═══ Source material
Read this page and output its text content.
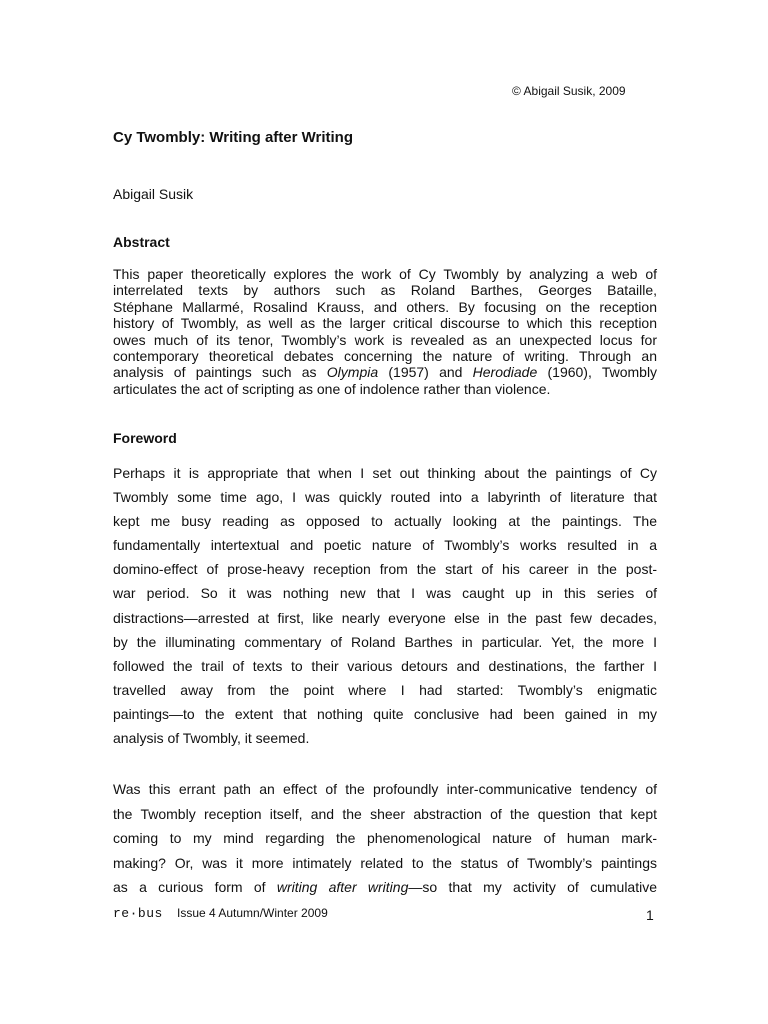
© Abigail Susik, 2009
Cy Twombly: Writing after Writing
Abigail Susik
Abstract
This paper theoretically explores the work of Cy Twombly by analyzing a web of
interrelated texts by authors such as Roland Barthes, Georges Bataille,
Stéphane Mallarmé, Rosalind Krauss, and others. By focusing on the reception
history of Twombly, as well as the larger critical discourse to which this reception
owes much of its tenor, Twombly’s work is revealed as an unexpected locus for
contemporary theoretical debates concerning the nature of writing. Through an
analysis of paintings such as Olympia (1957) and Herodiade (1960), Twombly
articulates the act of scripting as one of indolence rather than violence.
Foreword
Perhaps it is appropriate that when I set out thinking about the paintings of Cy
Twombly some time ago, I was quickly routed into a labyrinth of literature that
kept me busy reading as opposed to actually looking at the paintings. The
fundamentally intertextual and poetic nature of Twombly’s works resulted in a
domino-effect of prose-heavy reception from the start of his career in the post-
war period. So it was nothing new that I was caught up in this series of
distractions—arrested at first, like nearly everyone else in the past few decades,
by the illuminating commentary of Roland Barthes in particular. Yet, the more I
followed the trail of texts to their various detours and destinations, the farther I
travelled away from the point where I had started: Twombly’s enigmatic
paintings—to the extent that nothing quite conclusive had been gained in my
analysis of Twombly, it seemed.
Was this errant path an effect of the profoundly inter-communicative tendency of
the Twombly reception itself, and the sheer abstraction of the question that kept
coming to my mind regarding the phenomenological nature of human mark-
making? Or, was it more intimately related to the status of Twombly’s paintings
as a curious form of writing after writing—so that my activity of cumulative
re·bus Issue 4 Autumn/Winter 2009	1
══════
═══ Source material
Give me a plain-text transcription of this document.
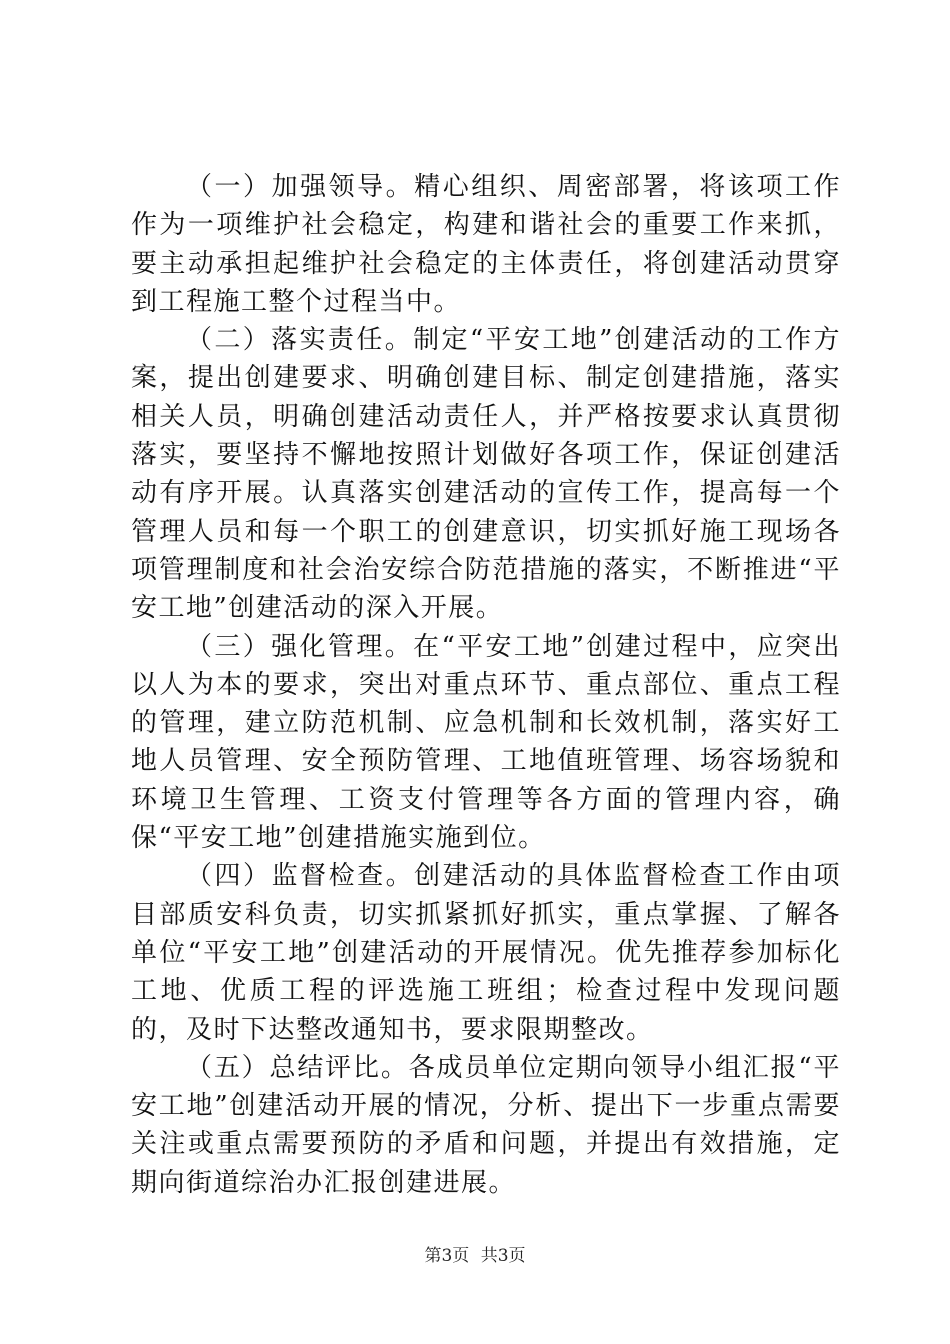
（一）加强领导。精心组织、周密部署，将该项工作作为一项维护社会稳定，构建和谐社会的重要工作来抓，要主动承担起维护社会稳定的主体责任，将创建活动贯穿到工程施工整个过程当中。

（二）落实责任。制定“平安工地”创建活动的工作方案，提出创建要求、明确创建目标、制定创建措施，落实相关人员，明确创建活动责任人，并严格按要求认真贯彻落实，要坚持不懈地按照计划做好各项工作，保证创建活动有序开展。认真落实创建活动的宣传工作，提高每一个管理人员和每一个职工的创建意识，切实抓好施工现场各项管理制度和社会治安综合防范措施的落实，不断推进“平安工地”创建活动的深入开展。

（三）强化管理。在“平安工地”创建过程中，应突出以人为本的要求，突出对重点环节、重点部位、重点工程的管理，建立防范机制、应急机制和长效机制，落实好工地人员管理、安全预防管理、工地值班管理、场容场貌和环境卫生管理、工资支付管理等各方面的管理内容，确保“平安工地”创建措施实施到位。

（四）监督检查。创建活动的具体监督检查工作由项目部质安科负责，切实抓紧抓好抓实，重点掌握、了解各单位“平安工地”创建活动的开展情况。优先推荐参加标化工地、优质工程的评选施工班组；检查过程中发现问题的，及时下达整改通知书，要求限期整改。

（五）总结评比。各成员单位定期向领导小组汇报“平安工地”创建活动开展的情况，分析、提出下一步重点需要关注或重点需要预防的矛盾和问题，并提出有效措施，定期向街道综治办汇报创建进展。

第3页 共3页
══════
═══ Source material
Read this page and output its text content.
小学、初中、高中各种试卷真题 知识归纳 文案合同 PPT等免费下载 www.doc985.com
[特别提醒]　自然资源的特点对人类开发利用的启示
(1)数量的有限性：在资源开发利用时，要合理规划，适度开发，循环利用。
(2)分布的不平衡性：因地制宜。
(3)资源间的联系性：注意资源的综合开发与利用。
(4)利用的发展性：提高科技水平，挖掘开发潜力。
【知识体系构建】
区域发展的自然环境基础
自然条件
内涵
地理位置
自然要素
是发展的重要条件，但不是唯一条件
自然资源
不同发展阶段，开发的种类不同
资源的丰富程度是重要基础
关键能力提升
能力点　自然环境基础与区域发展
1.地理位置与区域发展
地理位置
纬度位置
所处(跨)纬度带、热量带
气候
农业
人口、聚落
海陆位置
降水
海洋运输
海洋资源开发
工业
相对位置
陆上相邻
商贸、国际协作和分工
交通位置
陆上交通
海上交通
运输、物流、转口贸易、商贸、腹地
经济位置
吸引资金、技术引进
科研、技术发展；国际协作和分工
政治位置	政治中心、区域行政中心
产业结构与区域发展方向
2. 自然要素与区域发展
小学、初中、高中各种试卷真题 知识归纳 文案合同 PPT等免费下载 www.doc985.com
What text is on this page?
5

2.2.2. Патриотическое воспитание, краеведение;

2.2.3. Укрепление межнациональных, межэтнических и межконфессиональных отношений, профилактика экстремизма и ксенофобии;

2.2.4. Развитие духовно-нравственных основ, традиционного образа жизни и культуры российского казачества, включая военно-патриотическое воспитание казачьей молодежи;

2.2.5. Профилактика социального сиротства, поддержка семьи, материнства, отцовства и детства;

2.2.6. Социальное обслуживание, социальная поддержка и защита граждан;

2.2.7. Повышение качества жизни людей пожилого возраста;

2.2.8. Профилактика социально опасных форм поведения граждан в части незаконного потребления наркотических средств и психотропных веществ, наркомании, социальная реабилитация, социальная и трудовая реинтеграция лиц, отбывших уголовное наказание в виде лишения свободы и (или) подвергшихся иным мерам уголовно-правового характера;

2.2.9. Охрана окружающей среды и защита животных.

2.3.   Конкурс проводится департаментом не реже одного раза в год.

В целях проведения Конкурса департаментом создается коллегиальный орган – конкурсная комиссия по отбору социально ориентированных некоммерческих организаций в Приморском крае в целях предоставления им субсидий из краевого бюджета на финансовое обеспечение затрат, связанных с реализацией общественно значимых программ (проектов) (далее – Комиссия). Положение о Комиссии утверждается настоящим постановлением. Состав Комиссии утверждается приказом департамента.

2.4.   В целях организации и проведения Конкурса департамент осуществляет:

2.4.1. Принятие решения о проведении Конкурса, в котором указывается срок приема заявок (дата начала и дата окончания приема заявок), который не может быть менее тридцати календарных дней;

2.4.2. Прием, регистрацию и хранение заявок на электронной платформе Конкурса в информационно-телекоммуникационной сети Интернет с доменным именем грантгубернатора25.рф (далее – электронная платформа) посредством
══════
[Your task] Go through the records above and copy every line with the word "from".

[Answer below]
domino-effect of prose-heavy reception from the start of his career in the post-
travelled away from the point where I had started: Twombly’s enigmatic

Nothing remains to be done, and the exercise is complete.